» TASK OBJECTIVE
Print the data exactly as it is given, please.
::::::::::
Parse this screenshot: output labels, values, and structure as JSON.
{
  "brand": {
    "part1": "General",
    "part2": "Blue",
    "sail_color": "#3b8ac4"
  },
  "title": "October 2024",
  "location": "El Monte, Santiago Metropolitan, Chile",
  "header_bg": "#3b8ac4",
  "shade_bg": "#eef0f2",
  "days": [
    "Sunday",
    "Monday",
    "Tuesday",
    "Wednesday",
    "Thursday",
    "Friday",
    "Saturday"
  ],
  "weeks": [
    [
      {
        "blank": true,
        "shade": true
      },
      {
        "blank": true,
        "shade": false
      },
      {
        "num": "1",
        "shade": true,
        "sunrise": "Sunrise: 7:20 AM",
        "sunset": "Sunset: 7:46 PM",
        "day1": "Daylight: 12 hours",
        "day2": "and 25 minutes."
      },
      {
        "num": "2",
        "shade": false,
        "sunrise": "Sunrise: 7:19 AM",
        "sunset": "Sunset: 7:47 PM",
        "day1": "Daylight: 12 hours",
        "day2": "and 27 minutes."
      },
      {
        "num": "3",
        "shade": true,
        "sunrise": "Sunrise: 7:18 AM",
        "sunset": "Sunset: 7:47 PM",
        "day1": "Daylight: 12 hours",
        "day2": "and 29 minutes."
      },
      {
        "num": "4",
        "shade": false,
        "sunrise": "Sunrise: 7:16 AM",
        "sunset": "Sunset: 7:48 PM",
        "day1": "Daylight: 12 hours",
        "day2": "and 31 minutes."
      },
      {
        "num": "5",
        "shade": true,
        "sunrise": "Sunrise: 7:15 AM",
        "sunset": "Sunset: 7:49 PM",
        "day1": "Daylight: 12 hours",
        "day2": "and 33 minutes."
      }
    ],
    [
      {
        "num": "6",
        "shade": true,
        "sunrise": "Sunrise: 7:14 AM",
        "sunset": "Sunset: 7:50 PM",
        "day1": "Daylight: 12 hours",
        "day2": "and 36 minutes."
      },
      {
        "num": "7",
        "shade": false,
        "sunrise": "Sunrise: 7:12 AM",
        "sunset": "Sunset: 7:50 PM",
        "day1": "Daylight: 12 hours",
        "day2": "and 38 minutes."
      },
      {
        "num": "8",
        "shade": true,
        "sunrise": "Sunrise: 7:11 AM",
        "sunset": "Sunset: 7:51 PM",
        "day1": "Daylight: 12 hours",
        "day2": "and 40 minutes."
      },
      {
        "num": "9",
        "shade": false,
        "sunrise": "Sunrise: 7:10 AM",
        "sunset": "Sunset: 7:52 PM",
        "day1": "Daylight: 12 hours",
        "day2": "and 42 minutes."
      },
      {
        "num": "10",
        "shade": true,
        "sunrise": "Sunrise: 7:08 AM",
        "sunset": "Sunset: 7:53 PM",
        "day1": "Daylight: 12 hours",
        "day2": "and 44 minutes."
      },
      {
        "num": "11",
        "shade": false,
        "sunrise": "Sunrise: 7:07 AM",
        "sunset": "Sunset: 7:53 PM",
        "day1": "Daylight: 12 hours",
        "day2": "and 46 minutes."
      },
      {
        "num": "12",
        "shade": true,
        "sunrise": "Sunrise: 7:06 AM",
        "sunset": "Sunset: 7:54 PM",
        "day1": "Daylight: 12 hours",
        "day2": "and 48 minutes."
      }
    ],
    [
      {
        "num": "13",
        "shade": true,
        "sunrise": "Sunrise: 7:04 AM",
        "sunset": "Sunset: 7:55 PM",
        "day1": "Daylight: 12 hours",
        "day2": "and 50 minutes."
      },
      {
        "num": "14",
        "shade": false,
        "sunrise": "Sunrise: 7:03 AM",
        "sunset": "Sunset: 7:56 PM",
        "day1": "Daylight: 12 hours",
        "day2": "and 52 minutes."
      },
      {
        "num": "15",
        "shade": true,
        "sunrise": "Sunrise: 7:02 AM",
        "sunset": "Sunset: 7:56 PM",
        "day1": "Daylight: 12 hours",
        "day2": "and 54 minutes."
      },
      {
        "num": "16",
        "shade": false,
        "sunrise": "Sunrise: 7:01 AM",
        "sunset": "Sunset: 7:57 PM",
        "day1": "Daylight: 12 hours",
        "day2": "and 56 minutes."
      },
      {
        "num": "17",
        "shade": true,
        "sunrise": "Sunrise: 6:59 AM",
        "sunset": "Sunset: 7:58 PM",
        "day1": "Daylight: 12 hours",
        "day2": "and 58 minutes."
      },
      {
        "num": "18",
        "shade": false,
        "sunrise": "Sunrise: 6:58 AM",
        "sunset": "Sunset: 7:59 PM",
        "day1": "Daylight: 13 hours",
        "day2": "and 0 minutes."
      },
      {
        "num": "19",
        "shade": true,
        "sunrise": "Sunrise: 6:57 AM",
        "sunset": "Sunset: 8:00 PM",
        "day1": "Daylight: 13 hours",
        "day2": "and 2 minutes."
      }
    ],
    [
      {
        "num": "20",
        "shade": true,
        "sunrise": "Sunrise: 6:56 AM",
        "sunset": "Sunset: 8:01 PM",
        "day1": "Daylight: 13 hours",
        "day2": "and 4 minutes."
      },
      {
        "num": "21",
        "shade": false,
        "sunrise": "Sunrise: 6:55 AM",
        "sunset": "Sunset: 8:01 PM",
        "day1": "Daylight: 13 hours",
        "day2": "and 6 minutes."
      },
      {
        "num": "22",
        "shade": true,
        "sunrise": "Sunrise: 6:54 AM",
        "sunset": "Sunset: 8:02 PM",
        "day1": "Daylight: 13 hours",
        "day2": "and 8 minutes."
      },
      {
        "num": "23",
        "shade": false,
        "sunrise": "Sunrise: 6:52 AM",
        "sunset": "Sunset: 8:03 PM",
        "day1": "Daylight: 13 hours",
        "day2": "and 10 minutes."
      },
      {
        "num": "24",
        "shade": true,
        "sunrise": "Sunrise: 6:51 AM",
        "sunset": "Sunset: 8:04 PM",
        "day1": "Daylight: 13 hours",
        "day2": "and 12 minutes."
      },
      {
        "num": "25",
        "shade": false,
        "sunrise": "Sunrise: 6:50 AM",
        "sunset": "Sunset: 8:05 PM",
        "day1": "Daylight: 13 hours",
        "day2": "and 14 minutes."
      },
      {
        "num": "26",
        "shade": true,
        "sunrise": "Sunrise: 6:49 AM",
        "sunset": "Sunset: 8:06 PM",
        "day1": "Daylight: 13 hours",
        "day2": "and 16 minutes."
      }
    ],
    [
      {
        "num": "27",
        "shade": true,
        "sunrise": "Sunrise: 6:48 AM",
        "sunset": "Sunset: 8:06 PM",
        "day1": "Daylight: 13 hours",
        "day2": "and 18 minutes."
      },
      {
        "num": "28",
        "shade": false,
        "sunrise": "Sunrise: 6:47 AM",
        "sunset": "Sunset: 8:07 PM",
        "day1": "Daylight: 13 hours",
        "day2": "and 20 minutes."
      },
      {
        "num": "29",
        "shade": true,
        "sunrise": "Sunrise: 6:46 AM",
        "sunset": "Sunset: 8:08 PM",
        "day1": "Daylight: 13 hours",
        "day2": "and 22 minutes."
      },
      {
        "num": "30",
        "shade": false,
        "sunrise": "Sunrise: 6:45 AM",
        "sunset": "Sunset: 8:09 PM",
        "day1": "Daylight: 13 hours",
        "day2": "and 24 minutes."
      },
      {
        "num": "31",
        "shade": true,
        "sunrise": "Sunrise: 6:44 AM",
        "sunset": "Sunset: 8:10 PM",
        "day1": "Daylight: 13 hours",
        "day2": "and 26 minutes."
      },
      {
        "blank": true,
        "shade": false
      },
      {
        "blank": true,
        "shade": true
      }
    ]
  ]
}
::::::::::
» RESPONSE TO THIS EXERCISE
Parse this screenshot: output labels, values, and structure as JSON.
{
  "brand": {
    "part1": "General",
    "part2": "Blue",
    "sail_color": "#3b8ac4"
  },
  "title": "October 2024",
  "location": "El Monte, Santiago Metropolitan, Chile",
  "header_bg": "#3b8ac4",
  "shade_bg": "#eef0f2",
  "days": [
    "Sunday",
    "Monday",
    "Tuesday",
    "Wednesday",
    "Thursday",
    "Friday",
    "Saturday"
  ],
  "weeks": [
    [
      {
        "blank": true,
        "shade": true
      },
      {
        "blank": true,
        "shade": false
      },
      {
        "num": "1",
        "shade": true,
        "sunrise": "Sunrise: 7:20 AM",
        "sunset": "Sunset: 7:46 PM",
        "day1": "Daylight: 12 hours",
        "day2": "and 25 minutes."
      },
      {
        "num": "2",
        "shade": false,
        "sunrise": "Sunrise: 7:19 AM",
        "sunset": "Sunset: 7:47 PM",
        "day1": "Daylight: 12 hours",
        "day2": "and 27 minutes."
      },
      {
        "num": "3",
        "shade": true,
        "sunrise": "Sunrise: 7:18 AM",
        "sunset": "Sunset: 7:47 PM",
        "day1": "Daylight: 12 hours",
        "day2": "and 29 minutes."
      },
      {
        "num": "4",
        "shade": false,
        "sunrise": "Sunrise: 7:16 AM",
        "sunset": "Sunset: 7:48 PM",
        "day1": "Daylight: 12 hours",
        "day2": "and 31 minutes."
      },
      {
        "num": "5",
        "shade": true,
        "sunrise": "Sunrise: 7:15 AM",
        "sunset": "Sunset: 7:49 PM",
        "day1": "Daylight: 12 hours",
        "day2": "and 33 minutes."
      }
    ],
    [
      {
        "num": "6",
        "shade": true,
        "sunrise": "Sunrise: 7:14 AM",
        "sunset": "Sunset: 7:50 PM",
        "day1": "Daylight: 12 hours",
        "day2": "and 36 minutes."
      },
      {
        "num": "7",
        "shade": false,
        "sunrise": "Sunrise: 7:12 AM",
        "sunset": "Sunset: 7:50 PM",
        "day1": "Daylight: 12 hours",
        "day2": "and 38 minutes."
      },
      {
        "num": "8",
        "shade": true,
        "sunrise": "Sunrise: 7:11 AM",
        "sunset": "Sunset: 7:51 PM",
        "day1": "Daylight: 12 hours",
        "day2": "and 40 minutes."
      },
      {
        "num": "9",
        "shade": false,
        "sunrise": "Sunrise: 7:10 AM",
        "sunset": "Sunset: 7:52 PM",
        "day1": "Daylight: 12 hours",
        "day2": "and 42 minutes."
      },
      {
        "num": "10",
        "shade": true,
        "sunrise": "Sunrise: 7:08 AM",
        "sunset": "Sunset: 7:53 PM",
        "day1": "Daylight: 12 hours",
        "day2": "and 44 minutes."
      },
      {
        "num": "11",
        "shade": false,
        "sunrise": "Sunrise: 7:07 AM",
        "sunset": "Sunset: 7:53 PM",
        "day1": "Daylight: 12 hours",
        "day2": "and 46 minutes."
      },
      {
        "num": "12",
        "shade": true,
        "sunrise": "Sunrise: 7:06 AM",
        "sunset": "Sunset: 7:54 PM",
        "day1": "Daylight: 12 hours",
        "day2": "and 48 minutes."
      }
    ],
    [
      {
        "num": "13",
        "shade": true,
        "sunrise": "Sunrise: 7:04 AM",
        "sunset": "Sunset: 7:55 PM",
        "day1": "Daylight: 12 hours",
        "day2": "and 50 minutes."
      },
      {
        "num": "14",
        "shade": false,
        "sunrise": "Sunrise: 7:03 AM",
        "sunset": "Sunset: 7:56 PM",
        "day1": "Daylight: 12 hours",
        "day2": "and 52 minutes."
      },
      {
        "num": "15",
        "shade": true,
        "sunrise": "Sunrise: 7:02 AM",
        "sunset": "Sunset: 7:56 PM",
        "day1": "Daylight: 12 hours",
        "day2": "and 54 minutes."
      },
      {
        "num": "16",
        "shade": false,
        "sunrise": "Sunrise: 7:01 AM",
        "sunset": "Sunset: 7:57 PM",
        "day1": "Daylight: 12 hours",
        "day2": "and 56 minutes."
      },
      {
        "num": "17",
        "shade": true,
        "sunrise": "Sunrise: 6:59 AM",
        "sunset": "Sunset: 7:58 PM",
        "day1": "Daylight: 12 hours",
        "day2": "and 58 minutes."
      },
      {
        "num": "18",
        "shade": false,
        "sunrise": "Sunrise: 6:58 AM",
        "sunset": "Sunset: 7:59 PM",
        "day1": "Daylight: 13 hours",
        "day2": "and 0 minutes."
      },
      {
        "num": "19",
        "shade": true,
        "sunrise": "Sunrise: 6:57 AM",
        "sunset": "Sunset: 8:00 PM",
        "day1": "Daylight: 13 hours",
        "day2": "and 2 minutes."
      }
    ],
    [
      {
        "num": "20",
        "shade": true,
        "sunrise": "Sunrise: 6:56 AM",
        "sunset": "Sunset: 8:01 PM",
        "day1": "Daylight: 13 hours",
        "day2": "and 4 minutes."
      },
      {
        "num": "21",
        "shade": false,
        "sunrise": "Sunrise: 6:55 AM",
        "sunset": "Sunset: 8:01 PM",
        "day1": "Daylight: 13 hours",
        "day2": "and 6 minutes."
      },
      {
        "num": "22",
        "shade": true,
        "sunrise": "Sunrise: 6:54 AM",
        "sunset": "Sunset: 8:02 PM",
        "day1": "Daylight: 13 hours",
        "day2": "and 8 minutes."
      },
      {
        "num": "23",
        "shade": false,
        "sunrise": "Sunrise: 6:52 AM",
        "sunset": "Sunset: 8:03 PM",
        "day1": "Daylight: 13 hours",
        "day2": "and 10 minutes."
      },
      {
        "num": "24",
        "shade": true,
        "sunrise": "Sunrise: 6:51 AM",
        "sunset": "Sunset: 8:04 PM",
        "day1": "Daylight: 13 hours",
        "day2": "and 12 minutes."
      },
      {
        "num": "25",
        "shade": false,
        "sunrise": "Sunrise: 6:50 AM",
        "sunset": "Sunset: 8:05 PM",
        "day1": "Daylight: 13 hours",
        "day2": "and 14 minutes."
      },
      {
        "num": "26",
        "shade": true,
        "sunrise": "Sunrise: 6:49 AM",
        "sunset": "Sunset: 8:06 PM",
        "day1": "Daylight: 13 hours",
        "day2": "and 16 minutes."
      }
    ],
    [
      {
        "num": "27",
        "shade": true,
        "sunrise": "Sunrise: 6:48 AM",
        "sunset": "Sunset: 8:06 PM",
        "day1": "Daylight: 13 hours",
        "day2": "and 18 minutes."
      },
      {
        "num": "28",
        "shade": false,
        "sunrise": "Sunrise: 6:47 AM",
        "sunset": "Sunset: 8:07 PM",
        "day1": "Daylight: 13 hours",
        "day2": "and 20 minutes."
      },
      {
        "num": "29",
        "shade": true,
        "sunrise": "Sunrise: 6:46 AM",
        "sunset": "Sunset: 8:08 PM",
        "day1": "Daylight: 13 hours",
        "day2": "and 22 minutes."
      },
      {
        "num": "30",
        "shade": false,
        "sunrise": "Sunrise: 6:45 AM",
        "sunset": "Sunset: 8:09 PM",
        "day1": "Daylight: 13 hours",
        "day2": "and 24 minutes."
      },
      {
        "num": "31",
        "shade": true,
        "sunrise": "Sunrise: 6:44 AM",
        "sunset": "Sunset: 8:10 PM",
        "day1": "Daylight: 13 hours",
        "day2": "and 26 minutes."
      },
      {
        "blank": true,
        "shade": false
      },
      {
        "blank": true,
        "shade": true
      }
    ]
  ]
}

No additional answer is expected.